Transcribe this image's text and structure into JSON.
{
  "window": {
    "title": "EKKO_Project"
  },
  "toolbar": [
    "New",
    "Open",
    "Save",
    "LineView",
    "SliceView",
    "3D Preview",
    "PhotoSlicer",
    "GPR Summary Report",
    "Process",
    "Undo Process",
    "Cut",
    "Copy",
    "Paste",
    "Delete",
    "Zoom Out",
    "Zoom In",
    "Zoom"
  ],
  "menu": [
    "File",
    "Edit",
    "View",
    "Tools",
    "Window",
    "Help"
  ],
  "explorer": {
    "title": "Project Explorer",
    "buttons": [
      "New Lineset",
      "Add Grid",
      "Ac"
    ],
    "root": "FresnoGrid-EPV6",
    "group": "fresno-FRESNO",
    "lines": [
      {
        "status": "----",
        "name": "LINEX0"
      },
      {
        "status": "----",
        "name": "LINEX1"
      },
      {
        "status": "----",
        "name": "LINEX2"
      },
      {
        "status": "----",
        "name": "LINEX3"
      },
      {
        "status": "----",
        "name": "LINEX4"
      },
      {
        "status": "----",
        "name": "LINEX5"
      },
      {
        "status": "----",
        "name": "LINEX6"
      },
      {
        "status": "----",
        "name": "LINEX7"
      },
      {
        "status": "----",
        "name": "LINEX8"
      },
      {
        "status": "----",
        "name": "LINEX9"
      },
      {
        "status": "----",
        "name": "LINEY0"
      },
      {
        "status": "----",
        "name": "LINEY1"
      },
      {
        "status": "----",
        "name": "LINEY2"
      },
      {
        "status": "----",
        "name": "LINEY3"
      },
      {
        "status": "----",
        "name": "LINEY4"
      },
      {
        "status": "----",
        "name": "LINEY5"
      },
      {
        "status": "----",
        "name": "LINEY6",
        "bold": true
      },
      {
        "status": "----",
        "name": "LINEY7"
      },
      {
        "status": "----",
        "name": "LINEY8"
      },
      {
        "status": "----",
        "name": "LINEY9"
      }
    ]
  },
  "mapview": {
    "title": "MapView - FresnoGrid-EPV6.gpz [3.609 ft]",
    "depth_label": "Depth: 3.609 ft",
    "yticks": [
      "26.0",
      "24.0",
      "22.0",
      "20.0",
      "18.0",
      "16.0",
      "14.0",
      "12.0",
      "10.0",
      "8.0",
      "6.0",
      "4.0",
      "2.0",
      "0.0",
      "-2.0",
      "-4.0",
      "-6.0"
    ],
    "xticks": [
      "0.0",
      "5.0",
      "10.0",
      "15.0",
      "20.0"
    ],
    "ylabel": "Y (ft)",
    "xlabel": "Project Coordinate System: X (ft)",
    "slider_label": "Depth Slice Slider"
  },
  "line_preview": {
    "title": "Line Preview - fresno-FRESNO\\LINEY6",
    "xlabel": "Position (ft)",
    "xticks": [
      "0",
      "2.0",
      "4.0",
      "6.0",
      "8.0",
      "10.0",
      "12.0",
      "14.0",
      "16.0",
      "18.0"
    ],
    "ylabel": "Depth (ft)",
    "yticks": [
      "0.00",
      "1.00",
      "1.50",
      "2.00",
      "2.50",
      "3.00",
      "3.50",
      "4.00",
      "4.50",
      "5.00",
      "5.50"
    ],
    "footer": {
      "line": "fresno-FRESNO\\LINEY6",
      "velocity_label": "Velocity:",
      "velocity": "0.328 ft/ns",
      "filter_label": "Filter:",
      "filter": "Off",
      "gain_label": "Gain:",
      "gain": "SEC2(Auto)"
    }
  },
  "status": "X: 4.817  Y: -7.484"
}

#### [THE REQUEST]
Quote all of the entries exactly as they appear.

#### [ANSWER TO THE TASK]
Transcribe this image's text and structure into JSON.
{
  "window": {
    "title": "EKKO_Project"
  },
  "toolbar": [
    "New",
    "Open",
    "Save",
    "LineView",
    "SliceView",
    "3D Preview",
    "PhotoSlicer",
    "GPR Summary Report",
    "Process",
    "Undo Process",
    "Cut",
    "Copy",
    "Paste",
    "Delete",
    "Zoom Out",
    "Zoom In",
    "Zoom"
  ],
  "menu": [
    "File",
    "Edit",
    "View",
    "Tools",
    "Window",
    "Help"
  ],
  "explorer": {
    "title": "Project Explorer",
    "buttons": [
      "New Lineset",
      "Add Grid",
      "Ac"
    ],
    "root": "FresnoGrid-EPV6",
    "group": "fresno-FRESNO",
    "lines": [
      {
        "status": "----",
        "name": "LINEX0"
      },
      {
        "status": "----",
        "name": "LINEX1"
      },
      {
        "status": "----",
        "name": "LINEX2"
      },
      {
        "status": "----",
        "name": "LINEX3"
      },
      {
        "status": "----",
        "name": "LINEX4"
      },
      {
        "status": "----",
        "name": "LINEX5"
      },
      {
        "status": "----",
        "name": "LINEX6"
      },
      {
        "status": "----",
        "name": "LINEX7"
      },
      {
        "status": "----",
        "name": "LINEX8"
      },
      {
        "status": "----",
        "name": "LINEX9"
      },
      {
        "status": "----",
        "name": "LINEY0"
      },
      {
        "status": "----",
        "name": "LINEY1"
      },
      {
        "status": "----",
        "name": "LINEY2"
      },
      {
        "status": "----",
        "name": "LINEY3"
      },
      {
        "status": "----",
        "name": "LINEY4"
      },
      {
        "status": "----",
        "name": "LINEY5"
      },
      {
        "status": "----",
        "name": "LINEY6",
        "bold": true
      },
      {
        "status": "----",
        "name": "LINEY7"
      },
      {
        "status": "----",
        "name": "LINEY8"
      },
      {
        "status": "----",
        "name": "LINEY9"
      }
    ]
  },
  "mapview": {
    "title": "MapView - FresnoGrid-EPV6.gpz [3.609 ft]",
    "depth_label": "Depth: 3.609 ft",
    "yticks": [
      "26.0",
      "24.0",
      "22.0",
      "20.0",
      "18.0",
      "16.0",
      "14.0",
      "12.0",
      "10.0",
      "8.0",
      "6.0",
      "4.0",
      "2.0",
      "0.0",
      "-2.0",
      "-4.0",
      "-6.0"
    ],
    "xticks": [
      "0.0",
      "5.0",
      "10.0",
      "15.0",
      "20.0"
    ],
    "ylabel": "Y (ft)",
    "xlabel": "Project Coordinate System: X (ft)",
    "slider_label": "Depth Slice Slider"
  },
  "line_preview": {
    "title": "Line Preview - fresno-FRESNO\\LINEY6",
    "xlabel": "Position (ft)",
    "xticks": [
      "0",
      "2.0",
      "4.0",
      "6.0",
      "8.0",
      "10.0",
      "12.0",
      "14.0",
      "16.0",
      "18.0"
    ],
    "ylabel": "Depth (ft)",
    "yticks": [
      "0.00",
      "1.00",
      "1.50",
      "2.00",
      "2.50",
      "3.00",
      "3.50",
      "4.00",
      "4.50",
      "5.00",
      "5.50"
    ],
    "footer": {
      "line": "fresno-FRESNO\\LINEY6",
      "velocity_label": "Velocity:",
      "velocity": "0.328 ft/ns",
      "filter_label": "Filter:",
      "filter": "Off",
      "gain_label": "Gain:",
      "gain": "SEC2(Auto)"
    }
  },
  "status": "X: 4.817  Y: -7.484"
}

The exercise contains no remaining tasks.